═════ RECORD SET ═════
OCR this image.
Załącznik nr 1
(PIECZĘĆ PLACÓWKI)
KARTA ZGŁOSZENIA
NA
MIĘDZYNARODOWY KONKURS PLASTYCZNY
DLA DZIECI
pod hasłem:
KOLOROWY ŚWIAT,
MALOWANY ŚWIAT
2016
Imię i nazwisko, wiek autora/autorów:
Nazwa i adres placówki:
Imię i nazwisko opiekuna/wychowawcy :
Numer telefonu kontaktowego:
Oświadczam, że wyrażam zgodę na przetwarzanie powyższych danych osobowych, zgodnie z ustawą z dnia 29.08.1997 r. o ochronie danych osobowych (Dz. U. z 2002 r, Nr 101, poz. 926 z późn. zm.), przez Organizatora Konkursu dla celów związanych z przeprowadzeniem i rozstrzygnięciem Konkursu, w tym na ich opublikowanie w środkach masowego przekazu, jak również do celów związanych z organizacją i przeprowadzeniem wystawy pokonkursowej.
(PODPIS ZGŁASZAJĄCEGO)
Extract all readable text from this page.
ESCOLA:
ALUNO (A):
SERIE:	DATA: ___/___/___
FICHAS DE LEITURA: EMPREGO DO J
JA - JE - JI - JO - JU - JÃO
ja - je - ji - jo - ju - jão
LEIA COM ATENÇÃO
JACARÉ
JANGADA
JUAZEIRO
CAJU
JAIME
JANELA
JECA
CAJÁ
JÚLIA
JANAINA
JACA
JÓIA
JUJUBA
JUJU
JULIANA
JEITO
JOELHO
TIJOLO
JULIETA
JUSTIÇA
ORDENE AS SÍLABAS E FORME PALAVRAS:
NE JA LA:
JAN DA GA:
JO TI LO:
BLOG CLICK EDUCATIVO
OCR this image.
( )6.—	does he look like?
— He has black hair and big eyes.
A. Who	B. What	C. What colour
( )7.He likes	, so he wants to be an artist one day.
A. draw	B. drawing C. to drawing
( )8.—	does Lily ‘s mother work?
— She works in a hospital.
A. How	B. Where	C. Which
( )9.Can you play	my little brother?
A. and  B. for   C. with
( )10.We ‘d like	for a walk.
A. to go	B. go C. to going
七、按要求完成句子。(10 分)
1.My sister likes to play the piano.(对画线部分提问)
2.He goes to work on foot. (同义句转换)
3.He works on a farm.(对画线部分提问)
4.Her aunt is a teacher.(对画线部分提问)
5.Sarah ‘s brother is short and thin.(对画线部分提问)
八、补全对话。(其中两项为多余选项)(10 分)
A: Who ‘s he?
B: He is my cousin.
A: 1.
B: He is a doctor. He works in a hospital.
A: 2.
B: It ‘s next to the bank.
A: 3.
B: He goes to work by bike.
═════
» OBJECTIVE
Review the preceding data and report every line that includes the string "对画线部分提问".

» SOLVED PROBLEM
1.My sister likes to play the piano.(对画线部分提问)
3.He works on a farm.(对画线部分提问)
4.Her aunt is a teacher.(对画线部分提问)
5.Sarah ‘s brother is short and thin.(对画线部分提问)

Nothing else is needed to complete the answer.